=== Brief ===
Transcribe only what runs from the line containing "Convert this document image to plain text." through the final line below, exactly, and leave every picture out.

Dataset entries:
****************************************
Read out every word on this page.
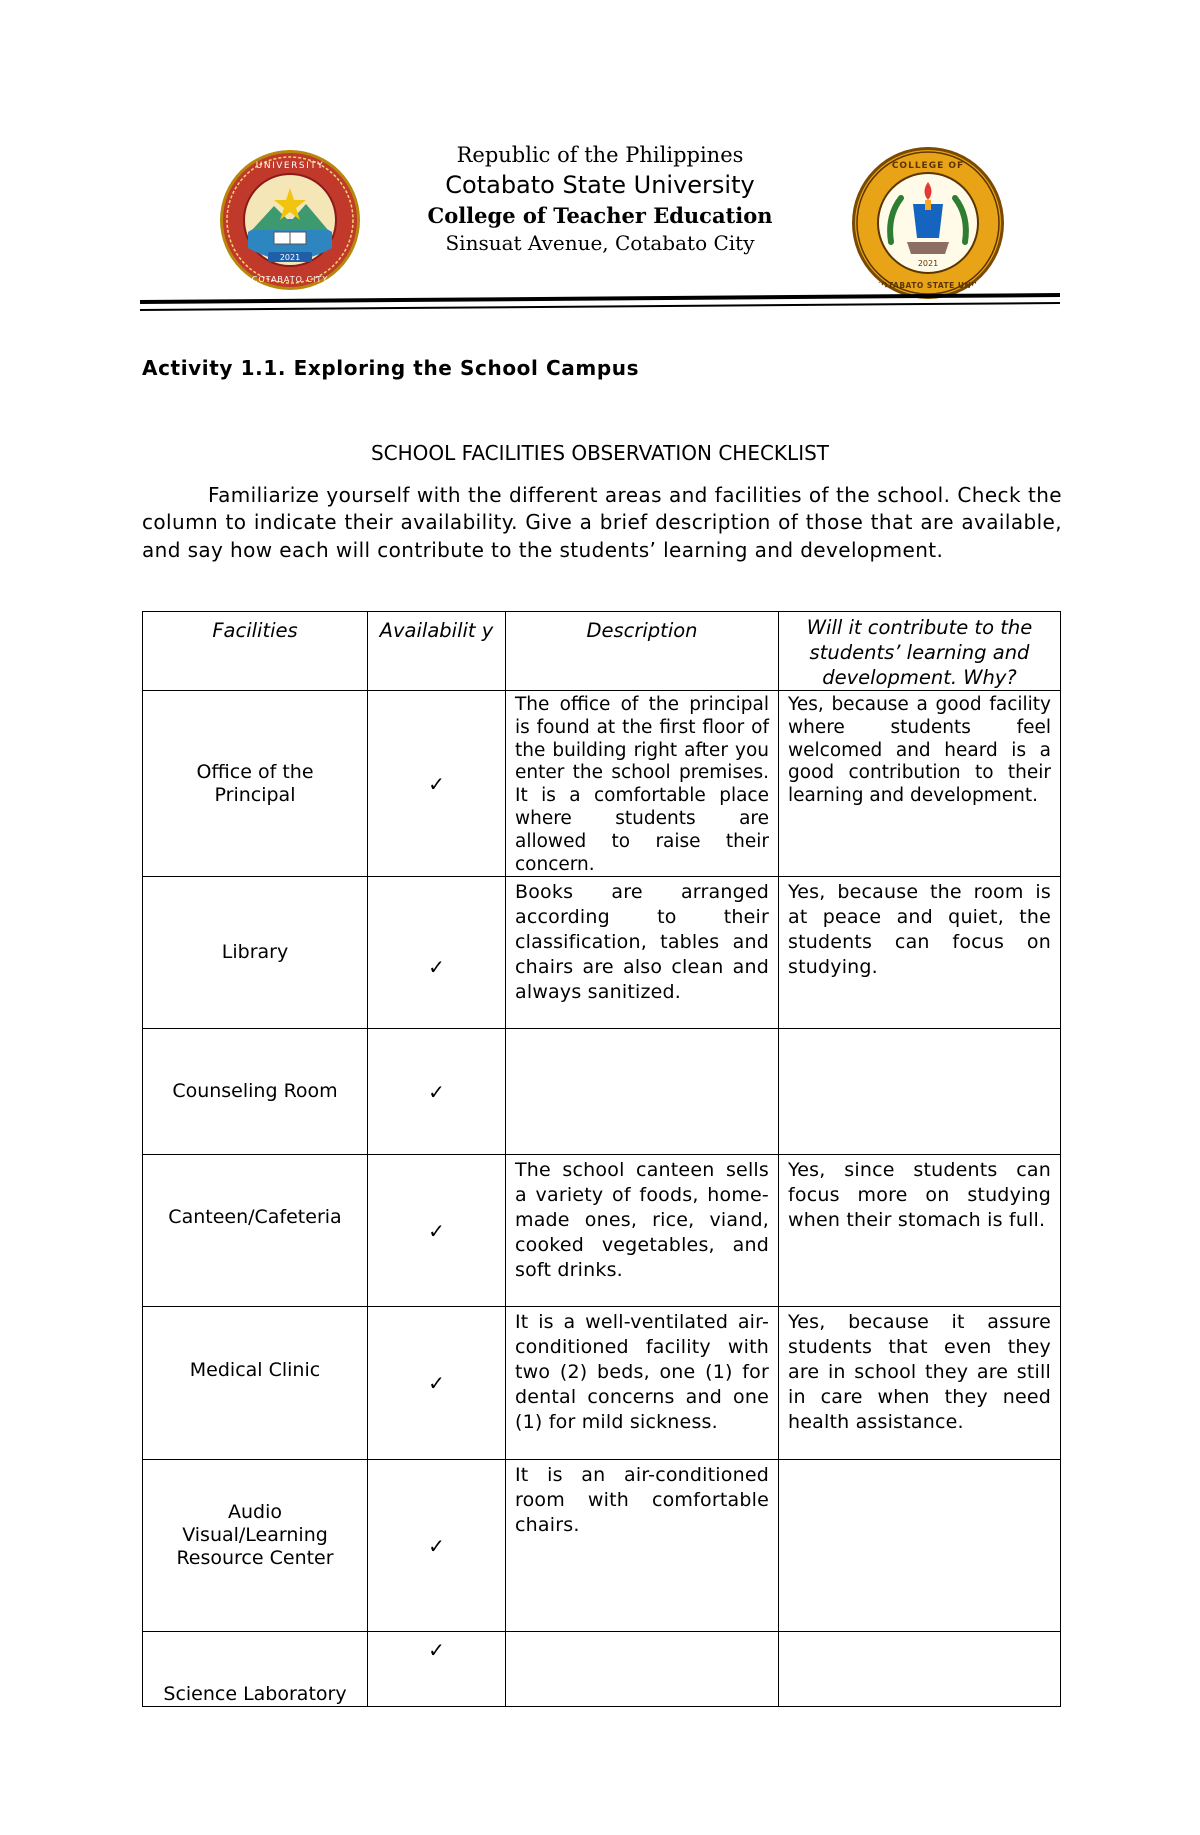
2021
UNIVERSITY
COTABATO CITY
2021
COLLEGE OF
COTABATO STATE UNIV
Republic of the Philippines
Cotabato State University
College of Teacher Education
Sinsuat Avenue, Cotabato City
Activity 1.1. Exploring the School Campus
SCHOOL FACILITIES OBSERVATION CHECKLIST
Familiarize yourself with the different areas and facilities of the school. Check the column to indicate their availability. Give a brief description of those that are available, and say how each will contribute to the students’ learning and development.
Facilities	Availabilit y	Description	Will it contribute to the students’ learning and development. Why?
Office of the Principal	✓	The office of the principal is found at the first floor of the building right after you enter the school premises. It is a comfortable place where students are allowed to raise their concern.	Yes, because a good facility where students feel welcomed and heard is a good contribution to their learning and development.
Library	✓	Books are arranged according to their classification, tables and chairs are also clean and always sanitized.	Yes, because the room is at peace and quiet, the students can focus on studying.
Counseling Room	✓		
Canteen/Cafeteria	✓	The school canteen sells a variety of foods, home-made ones, rice, viand, cooked vegetables, and soft drinks.	Yes, since students can focus more on studying when their stomach is full.
Medical Clinic	✓	It is a well-ventilated air-conditioned facility with two (2) beds, one (1) for dental concerns and one (1) for mild sickness.	Yes, because it assure students that even they are in school they are still in care when they need health assistance.
Audio Visual/Learning Resource Center	✓	It is an air-conditioned room with comfortable chairs.	
Science Laboratory	✓		
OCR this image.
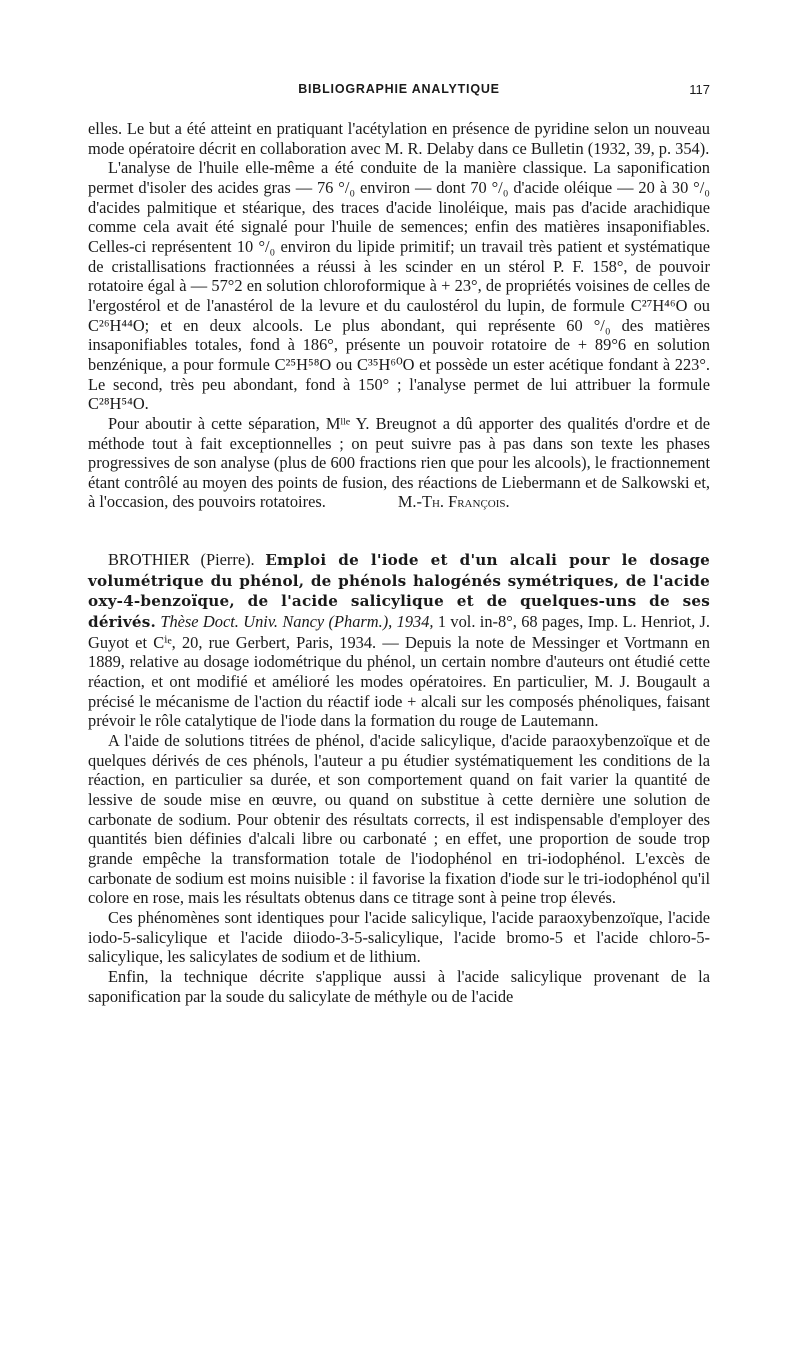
BIBLIOGRAPHIE ANALYTIQUE	117

elles. Le but a été atteint en pratiquant l'acétylation en présence de pyridine selon un nouveau mode opératoire décrit en collaboration avec M. R. Delaby dans ce Bulletin (1932, 39, p. 354).

L'analyse de l'huile elle-même a été conduite de la manière classique. La saponification permet d'isoler des acides gras — 76 °/₀ environ — dont 70 °/₀ d'acide oléique — 20 à 30 °/₀ d'acides palmitique et stéarique, des traces d'acide linoléique, mais pas d'acide arachidique comme cela avait été signalé pour l'huile de semences; enfin des matières insaponifiables. Celles-ci représentent 10 °/₀ environ du lipide primitif; un travail très patient et systématique de cristallisations fractionnées a réussi à les scinder en un stérol P. F. 158°, de pouvoir rotatoire égal à — 57°2 en solution chloroformique à + 23°, de propriétés voisines de celles de l'ergostérol et de l'anastérol de la levure et du caulostérol du lupin, de formule C²⁷H⁴⁶O ou C²⁶H⁴⁴O; et en deux alcools. Le plus abondant, qui représente 60 °/₀ des matières insaponifiables totales, fond à 186°, présente un pouvoir rotatoire de + 89°6 en solution benzénique, a pour formule C²⁵H⁵⁸O ou C³⁵H⁶⁰O et possède un ester acétique fondant à 223°. Le second, très peu abondant, fond à 150° ; l'analyse permet de lui attribuer la formule C²⁸H⁵⁴O.

Pour aboutir à cette séparation, Mˡˡᵉ Y. Breugnot a dû apporter des qualités d'ordre et de méthode tout à fait exceptionnelles ; on peut suivre pas à pas dans son texte les phases progressives de son analyse (plus de 600 fractions rien que pour les alcools), le fractionnement étant contrôlé au moyen des points de fusion, des réactions de Liebermann et de Salkowski et, à l'occasion, des pouvoirs rotatoires.	M.-Th. François.

BROTHIER (Pierre). Emploi de l'iode et d'un alcali pour le dosage volumétrique du phénol, de phénols halogénés symétriques, de l'acide oxy-4-benzoïque, de l'acide salicylique et de quelques-uns de ses dérivés. Thèse Doct. Univ. Nancy (Pharm.), 1934, 1 vol. in-8°, 68 pages, Imp. L. Henriot, J. Guyot et Cⁱᵉ, 20, rue Gerbert, Paris, 1934. — Depuis la note de Messinger et Vortmann en 1889, relative au dosage iodométrique du phénol, un certain nombre d'auteurs ont étudié cette réaction, et ont modifié et amélioré les modes opératoires. En particulier, M. J. Bougault a précisé le mécanisme de l'action du réactif iode + alcali sur les composés phénoliques, faisant prévoir le rôle catalytique de l'iode dans la formation du rouge de Lautemann.

A l'aide de solutions titrées de phénol, d'acide salicylique, d'acide paraoxybenzoïque et de quelques dérivés de ces phénols, l'auteur a pu étudier systématiquement les conditions de la réaction, en particulier sa durée, et son comportement quand on fait varier la quantité de lessive de soude mise en œuvre, ou quand on substitue à cette dernière une solution de carbonate de sodium. Pour obtenir des résultats corrects, il est indispensable d'employer des quantités bien définies d'alcali libre ou carbonaté ; en effet, une proportion de soude trop grande empêche la transformation totale de l'iodophénol en tri-iodophénol. L'excès de carbonate de sodium est moins nuisible : il favorise la fixation d'iode sur le tri-iodophénol qu'il colore en rose, mais les résultats obtenus dans ce titrage sont à peine trop élevés.

Ces phénomènes sont identiques pour l'acide salicylique, l'acide paraoxybenzoïque, l'acide iodo-5-salicylique et l'acide diiodo-3-5-salicylique, l'acide bromo-5 et l'acide chloro-5-salicylique, les salicylates de sodium et de lithium.

Enfin, la technique décrite s'applique aussi à l'acide salicylique provenant de la saponification par la soude du salicylate de méthyle ou de l'acide
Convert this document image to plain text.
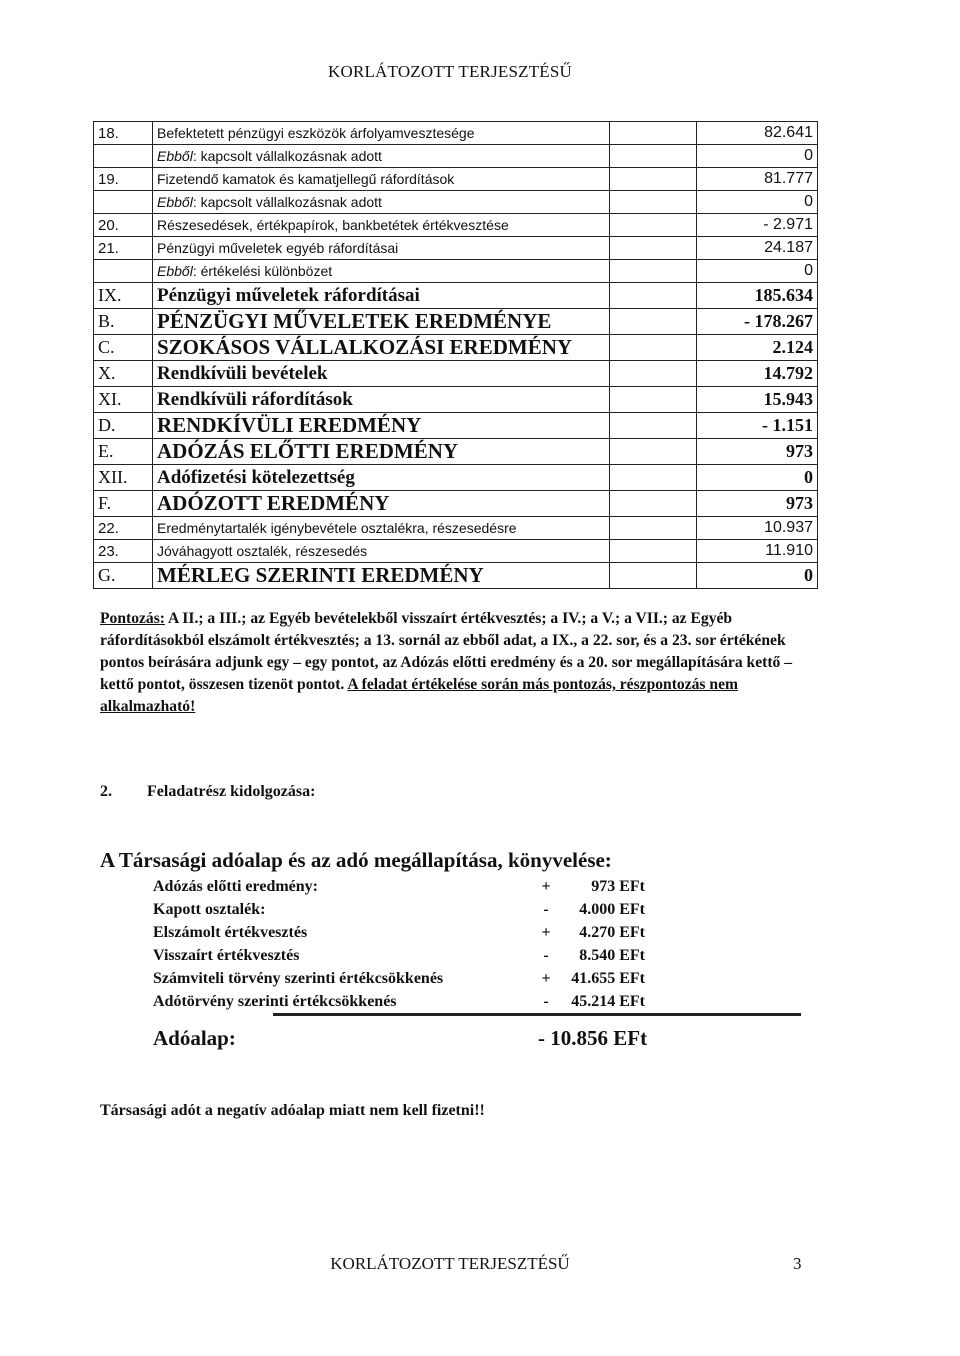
KORLÁTOZOTT TERJESZTÉSŰ
18.	Befektetett pénzügyi eszközök árfolyamvesztesége		82.641
	Ebből: kapcsolt vállalkozásnak adott		0
19.	Fizetendő kamatok és kamatjellegű ráfordítások		81.777
	Ebből: kapcsolt vállalkozásnak adott		0
20.	Részesedések, értékpapírok, bankbetétek értékvesztése		- 2.971
21.	Pénzügyi műveletek egyéb ráfordításai		24.187
	Ebből: értékelési különbözet		0
IX.	Pénzügyi műveletek ráfordításai		185.634
B.	PÉNZÜGYI MŰVELETEK EREDMÉNYE		- 178.267
C.	SZOKÁSOS VÁLLALKOZÁSI EREDMÉNY		2.124
X.	Rendkívüli bevételek		14.792
XI.	Rendkívüli ráfordítások		15.943
D.	RENDKÍVÜLI EREDMÉNY		- 1.151
E.	ADÓZÁS ELŐTTI EREDMÉNY		973
XII.	Adófizetési kötelezettség		0
F.	ADÓZOTT EREDMÉNY		973
22.	Eredménytartalék igénybevétele osztalékra, részesedésre		10.937
23.	Jóváhagyott osztalék, részesedés		11.910
G.	MÉRLEG SZERINTI EREDMÉNY		0
Pontozás: A II.; a III.; az Egyéb bevételekből visszaírt értékvesztés; a IV.; a V.; a VII.; az Egyéb ráfordításokból elszámolt értékvesztés; a 13. sornál az ebből adat, a IX., a 22. sor, és a 23. sor értékének pontos beírására adjunk egy – egy pontot, az Adózás előtti eredmény és a 20. sor megállapítására kettő – kettő pontot, összesen tizenöt pontot. A feladat értékelése során más pontozás, részpontozás nem alkalmazható!
2. Feladatrész kidolgozása:
A Társasági adóalap és az adó megállapítása, könyvelése:
Adózás előtti eredmény:	+	973 EFt
Kapott osztalék:	-	4.000 EFt
Elszámolt értékvesztés	+	4.270 EFt
Visszaírt értékvesztés	-	8.540 EFt
Számviteli törvény szerinti értékcsökkenés	+	41.655 EFt
Adótörvény szerinti értékcsökkenés	-	45.214 EFt
Adóalap:	- 10.856 EFt
Társasági adót a negatív adóalap miatt nem kell fizetni!!
KORLÁTOZOTT TERJESZTÉSŰ	3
****************************************
=== Written response ===
Convert this document image to plain text.
KORLÁTOZOTT TERJESZTÉSŰ
18.	Befektetett pénzügyi eszközök árfolyamvesztesége		82.641
	Ebből: kapcsolt vállalkozásnak adott		0
19.	Fizetendő kamatok és kamatjellegű ráfordítások		81.777
	Ebből: kapcsolt vállalkozásnak adott		0
20.	Részesedések, értékpapírok, bankbetétek értékvesztése		- 2.971
21.	Pénzügyi műveletek egyéb ráfordításai		24.187
	Ebből: értékelési különbözet		0
IX.	Pénzügyi műveletek ráfordításai		185.634
B.	PÉNZÜGYI MŰVELETEK EREDMÉNYE		- 178.267
C.	SZOKÁSOS VÁLLALKOZÁSI EREDMÉNY		2.124
X.	Rendkívüli bevételek		14.792
XI.	Rendkívüli ráfordítások		15.943
D.	RENDKÍVÜLI EREDMÉNY		- 1.151
E.	ADÓZÁS ELŐTTI EREDMÉNY		973
XII.	Adófizetési kötelezettség		0
F.	ADÓZOTT EREDMÉNY		973
22.	Eredménytartalék igénybevétele osztalékra, részesedésre		10.937
23.	Jóváhagyott osztalék, részesedés		11.910
G.	MÉRLEG SZERINTI EREDMÉNY		0
Pontozás: A II.; a III.; az Egyéb bevételekből visszaírt értékvesztés; a IV.; a V.; a VII.; az Egyéb ráfordításokból elszámolt értékvesztés; a 13. sornál az ebből adat, a IX., a 22. sor, és a 23. sor értékének pontos beírására adjunk egy – egy pontot, az Adózás előtti eredmény és a 20. sor megállapítására kettő – kettő pontot, összesen tizenöt pontot. A feladat értékelése során más pontozás, részpontozás nem alkalmazható!
2. Feladatrész kidolgozása:
A Társasági adóalap és az adó megállapítása, könyvelése:
Adózás előtti eredmény:	+	973 EFt
Kapott osztalék:	-	4.000 EFt
Elszámolt értékvesztés	+	4.270 EFt
Visszaírt értékvesztés	-	8.540 EFt
Számviteli törvény szerinti értékcsökkenés	+	41.655 EFt
Adótörvény szerinti értékcsökkenés	-	45.214 EFt
Adóalap:	- 10.856 EFt
Társasági adót a negatív adóalap miatt nem kell fizetni!!
KORLÁTOZOTT TERJESZTÉSŰ	3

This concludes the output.